──────── Items

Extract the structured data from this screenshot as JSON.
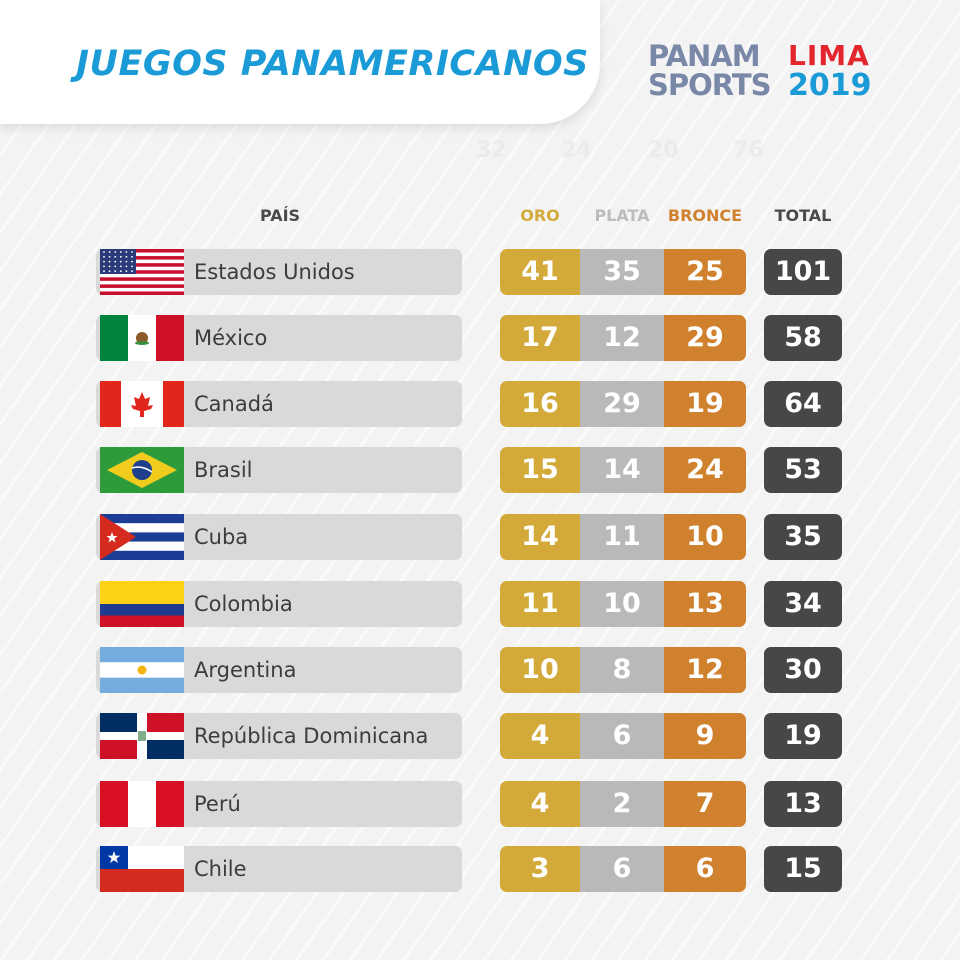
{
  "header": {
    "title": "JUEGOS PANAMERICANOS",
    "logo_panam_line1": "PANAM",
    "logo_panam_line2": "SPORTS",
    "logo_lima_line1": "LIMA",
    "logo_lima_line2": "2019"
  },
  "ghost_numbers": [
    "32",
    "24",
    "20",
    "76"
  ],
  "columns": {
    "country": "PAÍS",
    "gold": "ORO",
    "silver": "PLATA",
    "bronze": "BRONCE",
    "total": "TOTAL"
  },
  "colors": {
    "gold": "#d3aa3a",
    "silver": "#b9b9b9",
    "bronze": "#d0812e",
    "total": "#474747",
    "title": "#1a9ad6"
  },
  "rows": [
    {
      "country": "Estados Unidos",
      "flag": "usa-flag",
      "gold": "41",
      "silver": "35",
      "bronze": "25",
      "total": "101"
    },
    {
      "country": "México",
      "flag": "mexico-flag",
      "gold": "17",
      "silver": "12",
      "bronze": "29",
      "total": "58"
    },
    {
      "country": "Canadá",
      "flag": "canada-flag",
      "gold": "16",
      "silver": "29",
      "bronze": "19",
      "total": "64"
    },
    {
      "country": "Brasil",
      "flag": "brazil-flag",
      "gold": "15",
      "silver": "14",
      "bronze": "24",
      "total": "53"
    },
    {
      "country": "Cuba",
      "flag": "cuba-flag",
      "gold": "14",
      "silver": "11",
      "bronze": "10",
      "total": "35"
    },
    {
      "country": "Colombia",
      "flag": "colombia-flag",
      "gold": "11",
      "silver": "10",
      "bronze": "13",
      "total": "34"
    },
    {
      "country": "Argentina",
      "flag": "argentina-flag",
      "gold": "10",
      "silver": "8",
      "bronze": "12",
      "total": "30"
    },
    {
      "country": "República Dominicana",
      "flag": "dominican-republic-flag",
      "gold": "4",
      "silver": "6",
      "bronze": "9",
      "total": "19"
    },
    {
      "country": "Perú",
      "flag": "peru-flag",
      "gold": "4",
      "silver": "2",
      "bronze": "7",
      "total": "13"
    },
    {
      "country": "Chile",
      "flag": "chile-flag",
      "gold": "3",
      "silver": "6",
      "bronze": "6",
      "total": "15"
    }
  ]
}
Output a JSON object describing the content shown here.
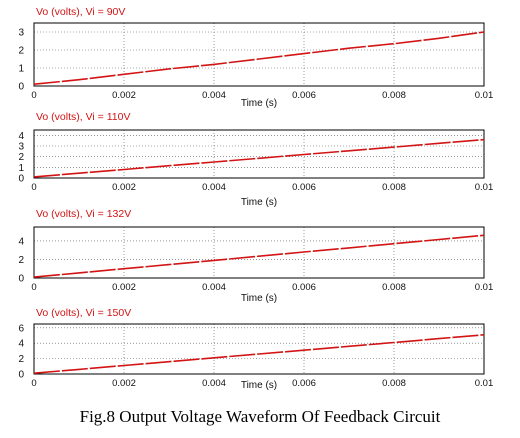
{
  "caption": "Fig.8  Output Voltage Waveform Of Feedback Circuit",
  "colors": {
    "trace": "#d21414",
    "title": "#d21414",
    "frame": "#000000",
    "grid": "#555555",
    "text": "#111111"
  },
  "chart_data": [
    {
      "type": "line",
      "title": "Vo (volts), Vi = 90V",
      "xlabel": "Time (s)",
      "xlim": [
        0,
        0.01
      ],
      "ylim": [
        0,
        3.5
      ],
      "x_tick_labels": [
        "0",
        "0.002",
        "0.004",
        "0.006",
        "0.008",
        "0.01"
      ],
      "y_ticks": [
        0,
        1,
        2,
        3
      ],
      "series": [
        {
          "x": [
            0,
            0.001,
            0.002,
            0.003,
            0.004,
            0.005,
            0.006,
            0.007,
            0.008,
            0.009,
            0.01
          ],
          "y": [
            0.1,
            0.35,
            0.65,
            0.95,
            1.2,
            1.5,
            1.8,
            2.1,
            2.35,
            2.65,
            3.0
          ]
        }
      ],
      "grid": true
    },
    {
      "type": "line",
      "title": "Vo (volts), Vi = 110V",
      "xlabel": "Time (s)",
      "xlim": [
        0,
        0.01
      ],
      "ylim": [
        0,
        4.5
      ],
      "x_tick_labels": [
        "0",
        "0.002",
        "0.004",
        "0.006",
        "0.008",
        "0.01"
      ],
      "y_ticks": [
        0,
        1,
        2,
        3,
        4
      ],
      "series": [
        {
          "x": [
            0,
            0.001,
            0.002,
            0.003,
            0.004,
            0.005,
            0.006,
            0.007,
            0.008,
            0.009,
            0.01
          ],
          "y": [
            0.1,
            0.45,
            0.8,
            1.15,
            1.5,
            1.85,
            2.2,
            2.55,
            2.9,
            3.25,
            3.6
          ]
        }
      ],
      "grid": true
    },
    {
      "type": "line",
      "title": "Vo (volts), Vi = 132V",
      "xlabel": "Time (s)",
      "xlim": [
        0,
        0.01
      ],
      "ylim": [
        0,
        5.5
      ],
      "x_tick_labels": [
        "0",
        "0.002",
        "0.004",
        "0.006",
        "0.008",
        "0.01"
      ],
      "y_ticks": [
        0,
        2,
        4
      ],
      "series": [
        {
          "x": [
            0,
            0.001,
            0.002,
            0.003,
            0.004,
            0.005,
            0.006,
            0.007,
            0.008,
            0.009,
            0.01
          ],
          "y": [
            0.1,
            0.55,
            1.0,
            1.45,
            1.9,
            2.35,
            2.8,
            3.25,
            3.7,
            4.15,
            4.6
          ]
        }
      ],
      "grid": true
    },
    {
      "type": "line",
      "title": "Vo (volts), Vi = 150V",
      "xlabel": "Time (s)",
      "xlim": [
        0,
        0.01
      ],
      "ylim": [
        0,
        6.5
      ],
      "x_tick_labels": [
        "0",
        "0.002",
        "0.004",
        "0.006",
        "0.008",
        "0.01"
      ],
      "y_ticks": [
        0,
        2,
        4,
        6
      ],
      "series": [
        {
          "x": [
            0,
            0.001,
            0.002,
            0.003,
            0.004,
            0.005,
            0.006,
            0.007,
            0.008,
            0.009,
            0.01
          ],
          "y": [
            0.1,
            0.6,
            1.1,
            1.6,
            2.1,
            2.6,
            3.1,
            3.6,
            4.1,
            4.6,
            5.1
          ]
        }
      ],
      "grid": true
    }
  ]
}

────────────────

Copy the material exactly. Do not include the pictures.

§ **Answer to this exercise**:
Extract the structured data from this screenshot as JSON.
{
  "header": {
    "title": "JUEGOS PANAMERICANOS",
    "logo_panam_line1": "PANAM",
    "logo_panam_line2": "SPORTS",
    "logo_lima_line1": "LIMA",
    "logo_lima_line2": "2019"
  },
  "ghost_numbers": [
    "32",
    "24",
    "20",
    "76"
  ],
  "columns": {
    "country": "PAÍS",
    "gold": "ORO",
    "silver": "PLATA",
    "bronze": "BRONCE",
    "total": "TOTAL"
  },
  "colors": {
    "gold": "#d3aa3a",
    "silver": "#b9b9b9",
    "bronze": "#d0812e",
    "total": "#474747",
    "title": "#1a9ad6"
  },
  "rows": [
    {
      "country": "Estados Unidos",
      "flag": "usa-flag",
      "gold": "41",
      "silver": "35",
      "bronze": "25",
      "total": "101"
    },
    {
      "country": "México",
      "flag": "mexico-flag",
      "gold": "17",
      "silver": "12",
      "bronze": "29",
      "total": "58"
    },
    {
      "country": "Canadá",
      "flag": "canada-flag",
      "gold": "16",
      "silver": "29",
      "bronze": "19",
      "total": "64"
    },
    {
      "country": "Brasil",
      "flag": "brazil-flag",
      "gold": "15",
      "silver": "14",
      "bronze": "24",
      "total": "53"
    },
    {
      "country": "Cuba",
      "flag": "cuba-flag",
      "gold": "14",
      "silver": "11",
      "bronze": "10",
      "total": "35"
    },
    {
      "country": "Colombia",
      "flag": "colombia-flag",
      "gold": "11",
      "silver": "10",
      "bronze": "13",
      "total": "34"
    },
    {
      "country": "Argentina",
      "flag": "argentina-flag",
      "gold": "10",
      "silver": "8",
      "bronze": "12",
      "total": "30"
    },
    {
      "country": "República Dominicana",
      "flag": "dominican-republic-flag",
      "gold": "4",
      "silver": "6",
      "bronze": "9",
      "total": "19"
    },
    {
      "country": "Perú",
      "flag": "peru-flag",
      "gold": "4",
      "silver": "2",
      "bronze": "7",
      "total": "13"
    },
    {
      "country": "Chile",
      "flag": "chile-flag",
      "gold": "3",
      "silver": "6",
      "bronze": "6",
      "total": "15"
    }
  ]
}
Output a JSON object describing the content shown here.
{
  "caption": "Fig.8  Output Voltage Waveform Of Feedback Circuit",
  "colors": {
    "trace": "#d21414",
    "title": "#d21414",
    "frame": "#000000",
    "grid": "#555555",
    "text": "#111111"
  },
  "chart_data": [
    {
      "type": "line",
      "title": "Vo (volts), Vi = 90V",
      "xlabel": "Time (s)",
      "xlim": [
        0,
        0.01
      ],
      "ylim": [
        0,
        3.5
      ],
      "x_tick_labels": [
        "0",
        "0.002",
        "0.004",
        "0.006",
        "0.008",
        "0.01"
      ],
      "y_ticks": [
        0,
        1,
        2,
        3
      ],
      "series": [
        {
          "x": [
            0,
            0.001,
            0.002,
            0.003,
            0.004,
            0.005,
            0.006,
            0.007,
            0.008,
            0.009,
            0.01
          ],
          "y": [
            0.1,
            0.35,
            0.65,
            0.95,
            1.2,
            1.5,
            1.8,
            2.1,
            2.35,
            2.65,
            3.0
          ]
        }
      ],
      "grid": true
    },
    {
      "type": "line",
      "title": "Vo (volts), Vi = 110V",
      "xlabel": "Time (s)",
      "xlim": [
        0,
        0.01
      ],
      "ylim": [
        0,
        4.5
      ],
      "x_tick_labels": [
        "0",
        "0.002",
        "0.004",
        "0.006",
        "0.008",
        "0.01"
      ],
      "y_ticks": [
        0,
        1,
        2,
        3,
        4
      ],
      "series": [
        {
          "x": [
            0,
            0.001,
            0.002,
            0.003,
            0.004,
            0.005,
            0.006,
            0.007,
            0.008,
            0.009,
            0.01
          ],
          "y": [
            0.1,
            0.45,
            0.8,
            1.15,
            1.5,
            1.85,
            2.2,
            2.55,
            2.9,
            3.25,
            3.6
          ]
        }
      ],
      "grid": true
    },
    {
      "type": "line",
      "title": "Vo (volts), Vi = 132V",
      "xlabel": "Time (s)",
      "xlim": [
        0,
        0.01
      ],
      "ylim": [
        0,
        5.5
      ],
      "x_tick_labels": [
        "0",
        "0.002",
        "0.004",
        "0.006",
        "0.008",
        "0.01"
      ],
      "y_ticks": [
        0,
        2,
        4
      ],
      "series": [
        {
          "x": [
            0,
            0.001,
            0.002,
            0.003,
            0.004,
            0.005,
            0.006,
            0.007,
            0.008,
            0.009,
            0.01
          ],
          "y": [
            0.1,
            0.55,
            1.0,
            1.45,
            1.9,
            2.35,
            2.8,
            3.25,
            3.7,
            4.15,
            4.6
          ]
        }
      ],
      "grid": true
    },
    {
      "type": "line",
      "title": "Vo (volts), Vi = 150V",
      "xlabel": "Time (s)",
      "xlim": [
        0,
        0.01
      ],
      "ylim": [
        0,
        6.5
      ],
      "x_tick_labels": [
        "0",
        "0.002",
        "0.004",
        "0.006",
        "0.008",
        "0.01"
      ],
      "y_ticks": [
        0,
        2,
        4,
        6
      ],
      "series": [
        {
          "x": [
            0,
            0.001,
            0.002,
            0.003,
            0.004,
            0.005,
            0.006,
            0.007,
            0.008,
            0.009,
            0.01
          ],
          "y": [
            0.1,
            0.6,
            1.1,
            1.6,
            2.1,
            2.6,
            3.1,
            3.6,
            4.1,
            4.6,
            5.1
          ]
        }
      ],
      "grid": true
    }
  ]
}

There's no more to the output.